Task inputs below:

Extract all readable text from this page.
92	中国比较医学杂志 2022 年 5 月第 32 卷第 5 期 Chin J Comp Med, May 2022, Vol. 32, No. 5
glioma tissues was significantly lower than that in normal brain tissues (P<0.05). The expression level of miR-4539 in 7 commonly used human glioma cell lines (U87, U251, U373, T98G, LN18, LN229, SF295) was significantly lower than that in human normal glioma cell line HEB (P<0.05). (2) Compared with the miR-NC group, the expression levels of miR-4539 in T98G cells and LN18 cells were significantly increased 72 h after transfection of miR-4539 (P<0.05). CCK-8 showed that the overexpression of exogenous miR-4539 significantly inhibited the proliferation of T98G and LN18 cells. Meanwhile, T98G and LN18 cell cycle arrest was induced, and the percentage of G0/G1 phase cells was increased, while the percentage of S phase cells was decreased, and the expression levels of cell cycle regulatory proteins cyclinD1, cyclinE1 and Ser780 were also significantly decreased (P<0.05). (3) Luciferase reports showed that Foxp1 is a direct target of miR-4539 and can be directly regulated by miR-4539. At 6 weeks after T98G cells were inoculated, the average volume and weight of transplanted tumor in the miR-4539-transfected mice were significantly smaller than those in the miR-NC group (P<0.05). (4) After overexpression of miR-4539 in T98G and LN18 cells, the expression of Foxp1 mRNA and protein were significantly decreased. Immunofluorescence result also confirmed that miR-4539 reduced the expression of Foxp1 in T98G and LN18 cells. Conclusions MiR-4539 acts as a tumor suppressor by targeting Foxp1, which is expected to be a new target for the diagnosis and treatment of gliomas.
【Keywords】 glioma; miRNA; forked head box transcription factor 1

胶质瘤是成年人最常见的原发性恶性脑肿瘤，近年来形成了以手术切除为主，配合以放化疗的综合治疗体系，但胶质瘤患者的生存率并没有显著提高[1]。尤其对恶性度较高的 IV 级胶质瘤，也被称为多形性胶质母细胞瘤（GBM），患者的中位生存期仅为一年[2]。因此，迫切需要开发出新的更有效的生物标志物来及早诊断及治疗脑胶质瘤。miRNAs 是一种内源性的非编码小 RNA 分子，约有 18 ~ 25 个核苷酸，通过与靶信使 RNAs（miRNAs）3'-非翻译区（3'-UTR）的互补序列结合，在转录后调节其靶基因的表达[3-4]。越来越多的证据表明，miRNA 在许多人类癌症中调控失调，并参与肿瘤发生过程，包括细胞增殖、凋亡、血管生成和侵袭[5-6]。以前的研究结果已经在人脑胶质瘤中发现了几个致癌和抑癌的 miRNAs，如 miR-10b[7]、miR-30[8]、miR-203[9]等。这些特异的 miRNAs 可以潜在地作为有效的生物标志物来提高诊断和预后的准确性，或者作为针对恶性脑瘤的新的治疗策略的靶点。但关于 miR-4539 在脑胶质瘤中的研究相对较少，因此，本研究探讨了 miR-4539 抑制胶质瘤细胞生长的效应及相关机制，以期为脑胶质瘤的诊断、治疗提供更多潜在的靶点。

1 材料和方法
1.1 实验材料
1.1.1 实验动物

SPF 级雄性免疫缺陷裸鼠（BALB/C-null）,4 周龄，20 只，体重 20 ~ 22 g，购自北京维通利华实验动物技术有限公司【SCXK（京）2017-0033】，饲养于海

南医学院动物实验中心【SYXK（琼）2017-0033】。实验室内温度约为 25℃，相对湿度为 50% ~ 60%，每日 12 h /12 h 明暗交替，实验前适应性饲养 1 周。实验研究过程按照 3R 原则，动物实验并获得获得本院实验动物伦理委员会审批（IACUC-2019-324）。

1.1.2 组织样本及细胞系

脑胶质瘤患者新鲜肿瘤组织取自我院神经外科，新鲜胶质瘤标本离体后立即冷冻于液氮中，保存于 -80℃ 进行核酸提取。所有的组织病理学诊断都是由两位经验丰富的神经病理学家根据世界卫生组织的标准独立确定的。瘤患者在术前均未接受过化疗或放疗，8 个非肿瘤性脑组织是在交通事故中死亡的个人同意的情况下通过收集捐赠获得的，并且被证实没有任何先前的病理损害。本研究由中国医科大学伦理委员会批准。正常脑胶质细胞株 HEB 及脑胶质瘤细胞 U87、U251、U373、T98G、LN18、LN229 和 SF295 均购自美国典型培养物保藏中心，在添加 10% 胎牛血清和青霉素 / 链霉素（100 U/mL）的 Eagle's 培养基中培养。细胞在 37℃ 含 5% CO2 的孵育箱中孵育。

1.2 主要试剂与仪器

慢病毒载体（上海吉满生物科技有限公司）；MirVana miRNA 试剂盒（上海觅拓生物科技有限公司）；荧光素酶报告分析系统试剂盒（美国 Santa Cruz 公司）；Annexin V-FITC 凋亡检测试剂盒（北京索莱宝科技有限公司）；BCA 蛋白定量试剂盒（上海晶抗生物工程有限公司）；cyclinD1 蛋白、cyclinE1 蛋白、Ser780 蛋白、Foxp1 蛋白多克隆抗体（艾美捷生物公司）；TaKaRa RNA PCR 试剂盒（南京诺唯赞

End of Task inputs.

_Your objective_
Identify each line in the records above containing the word "glioma"; copy those lines.

_Exercise output_
glioma tissues was significantly lower than that in normal brain tissues (P<0.05). The expression level of miR-4539 in 7 commonly used human glioma cell lines (U87, U251, U373, T98G, LN18, LN229, SF295) was significantly lower than that in human normal glioma cell line HEB (P<0.05). (2) Compared with the miR-NC group, the expression levels of miR-4539 in T98G cells and LN18 cells were significantly increased 72 h after transfection of miR-4539 (P<0.05). CCK-8 showed that the overexpression of exogenous miR-4539 significantly inhibited the proliferation of T98G and LN18 cells. Meanwhile, T98G and LN18 cell cycle arrest was induced, and the percentage of G0/G1 phase cells was increased, while the percentage of S phase cells was decreased, and the expression levels of cell cycle regulatory proteins cyclinD1, cyclinE1 and Ser780 were also significantly decreased (P<0.05). (3) Luciferase reports showed that Foxp1 is a direct target of miR-4539 and can be directly regulated by miR-4539. At 6 weeks after T98G cells were inoculated, the average volume and weight of transplanted tumor in the miR-4539-transfected mice were significantly smaller than those in the miR-NC group (P<0.05). (4) After overexpression of miR-4539 in T98G and LN18 cells, the expression of Foxp1 mRNA and protein were significantly decreased. Immunofluorescence result also confirmed that miR-4539 reduced the expression of Foxp1 in T98G and LN18 cells. Conclusions MiR-4539 acts as a tumor suppressor by targeting Foxp1, which is expected to be a new target for the diagnosis and treatment of gliomas.
【Keywords】 glioma; miRNA; forked head box transcription factor 1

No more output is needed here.